Direction
Return the whole listing exactly as it stands.
——
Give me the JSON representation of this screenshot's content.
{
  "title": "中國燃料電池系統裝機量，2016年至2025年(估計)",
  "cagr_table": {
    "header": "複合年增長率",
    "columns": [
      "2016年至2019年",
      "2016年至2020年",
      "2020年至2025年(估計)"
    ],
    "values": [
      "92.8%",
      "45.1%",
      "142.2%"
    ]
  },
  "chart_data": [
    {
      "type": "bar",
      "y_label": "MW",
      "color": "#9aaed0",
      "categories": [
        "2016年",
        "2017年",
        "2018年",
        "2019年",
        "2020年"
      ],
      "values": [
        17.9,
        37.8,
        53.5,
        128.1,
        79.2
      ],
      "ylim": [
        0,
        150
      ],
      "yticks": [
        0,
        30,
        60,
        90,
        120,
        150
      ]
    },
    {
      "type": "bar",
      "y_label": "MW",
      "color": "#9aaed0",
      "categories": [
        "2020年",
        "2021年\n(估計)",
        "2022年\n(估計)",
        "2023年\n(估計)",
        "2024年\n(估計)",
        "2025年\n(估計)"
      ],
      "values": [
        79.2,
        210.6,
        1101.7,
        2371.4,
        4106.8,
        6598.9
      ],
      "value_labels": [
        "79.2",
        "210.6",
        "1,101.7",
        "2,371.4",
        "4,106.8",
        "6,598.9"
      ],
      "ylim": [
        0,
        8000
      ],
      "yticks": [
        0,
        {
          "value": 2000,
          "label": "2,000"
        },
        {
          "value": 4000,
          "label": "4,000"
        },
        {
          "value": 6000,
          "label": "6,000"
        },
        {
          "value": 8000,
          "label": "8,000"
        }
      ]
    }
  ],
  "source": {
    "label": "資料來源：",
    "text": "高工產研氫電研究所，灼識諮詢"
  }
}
——
Task response
Give me the JSON representation of this screenshot's content.
{
  "title": "中國燃料電池系統裝機量，2016年至2025年(估計)",
  "cagr_table": {
    "header": "複合年增長率",
    "columns": [
      "2016年至2019年",
      "2016年至2020年",
      "2020年至2025年(估計)"
    ],
    "values": [
      "92.8%",
      "45.1%",
      "142.2%"
    ]
  },
  "chart_data": [
    {
      "type": "bar",
      "y_label": "MW",
      "color": "#9aaed0",
      "categories": [
        "2016年",
        "2017年",
        "2018年",
        "2019年",
        "2020年"
      ],
      "values": [
        17.9,
        37.8,
        53.5,
        128.1,
        79.2
      ],
      "ylim": [
        0,
        150
      ],
      "yticks": [
        0,
        30,
        60,
        90,
        120,
        150
      ]
    },
    {
      "type": "bar",
      "y_label": "MW",
      "color": "#9aaed0",
      "categories": [
        "2020年",
        "2021年\n(估計)",
        "2022年\n(估計)",
        "2023年\n(估計)",
        "2024年\n(估計)",
        "2025年\n(估計)"
      ],
      "values": [
        79.2,
        210.6,
        1101.7,
        2371.4,
        4106.8,
        6598.9
      ],
      "value_labels": [
        "79.2",
        "210.6",
        "1,101.7",
        "2,371.4",
        "4,106.8",
        "6,598.9"
      ],
      "ylim": [
        0,
        8000
      ],
      "yticks": [
        0,
        {
          "value": 2000,
          "label": "2,000"
        },
        {
          "value": 4000,
          "label": "4,000"
        },
        {
          "value": 6000,
          "label": "6,000"
        },
        {
          "value": 8000,
          "label": "8,000"
        }
      ]
    }
  ],
  "source": {
    "label": "資料來源：",
    "text": "高工產研氫電研究所，灼識諮詢"
  }
}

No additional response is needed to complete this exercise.